> **EXTRACTED DATA**:
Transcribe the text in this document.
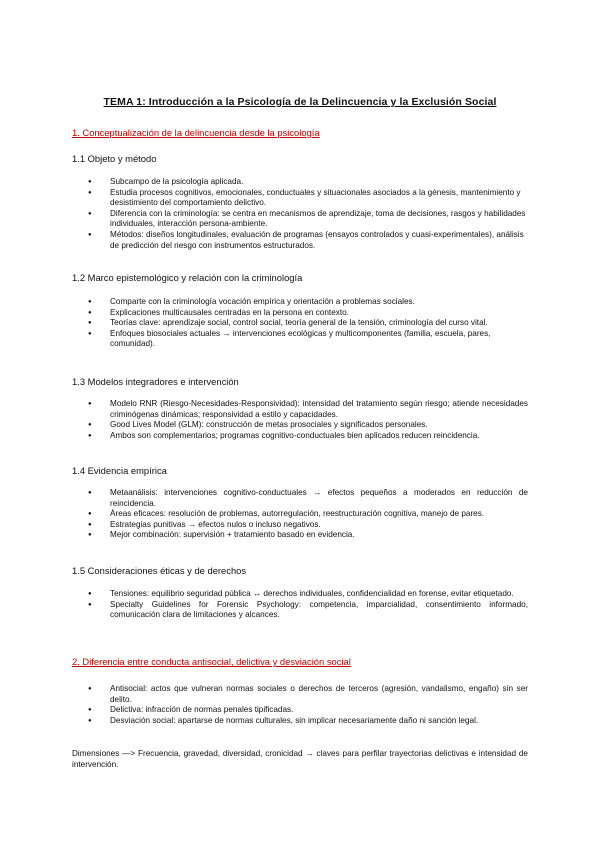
TEMA 1: Introducción a la Psicología de la Delincuencia y la Exclusión Social
1. Conceptualización de la delincuencia desde la psicología
1.1 Objeto y método
● Subcampo de la psicología aplicada.
● Estudia procesos cognitivos, emocionales, conductuales y situacionales asociados a la génesis, mantenimiento y desistimiento del comportamiento delictivo.
● Diferencia con la criminología: se centra en mecanismos de aprendizaje, toma de decisiones, rasgos y habilidades individuales, interacción persona-ambiente.
● Métodos: diseños longitudinales, evaluación de programas (ensayos controlados y cuasi-experimentales), análisis de predicción del riesgo con instrumentos estructurados.
1.2 Marco epistemológico y relación con la criminología
● Comparte con la criminología vocación empírica y orientación a problemas sociales.
● Explicaciones multicausales centradas en la persona en contexto.
● Teorías clave: aprendizaje social, control social, teoría general de la tensión, criminología del curso vital.
● Enfoques biosociales actuales → intervenciones ecológicas y multicomponentes (familia, escuela, pares, comunidad).
1.3 Modelos integradores e intervención
● Modelo RNR (Riesgo-Necesidades-Responsividad): intensidad del tratamiento según riesgo; atiende necesidades criminógenas dinámicas; responsividad a estilo y capacidades.
● Good Lives Model (GLM): construcción de metas prosociales y significados personales.
● Ambos son complementarios; programas cognitivo-conductuales bien aplicados reducen reincidencia.
1.4 Evidencia empírica
● Metaanálisis: intervenciones cognitivo-conductuales → efectos pequeños a moderados en reducción de reincidencia.
● Áreas eficaces: resolución de problemas, autorregulación, reestructuración cognitiva, manejo de pares.
● Estrategias punitivas → efectos nulos o incluso negativos.
● Mejor combinación: supervisión + tratamiento basado en evidencia.
1.5 Consideraciones éticas y de derechos
● Tensiones: equilibrio seguridad pública ↔ derechos individuales, confidencialidad en forense, evitar etiquetado.
● Specialty Guidelines for Forensic Psychology: competencia, imparcialidad, consentimiento informado, comunicación clara de limitaciones y alcances.
2. Diferencia entre conducta antisocial, delictiva y desviación social
● Antisocial: actos que vulneran normas sociales o derechos de terceros (agresión, vandalismo, engaño) sin ser delito.
● Delictiva: infracción de normas penales tipificadas.
● Desviación social: apartarse de normas culturales, sin implicar necesariamente daño ni sanción legal.
Dimensiones —> Frecuencia, gravedad, diversidad, cronicidad → claves para perfilar trayectorias delictivas e intensidad de intervención.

> **GIVEN REQUEST**: Search the material above for "riesgo". Pull out each line where it shows up.

> **ANSWER FOR THE TASK**:
● Métodos: diseños longitudinales, evaluación de programas (ensayos controlados y cuasi-experimentales), análisis de predicción del riesgo con instrumentos estructurados.
● Modelo RNR (Riesgo-Necesidades-Responsividad): intensidad del tratamiento según riesgo; atiende necesidades criminógenas dinámicas; responsividad a estilo y capacidades.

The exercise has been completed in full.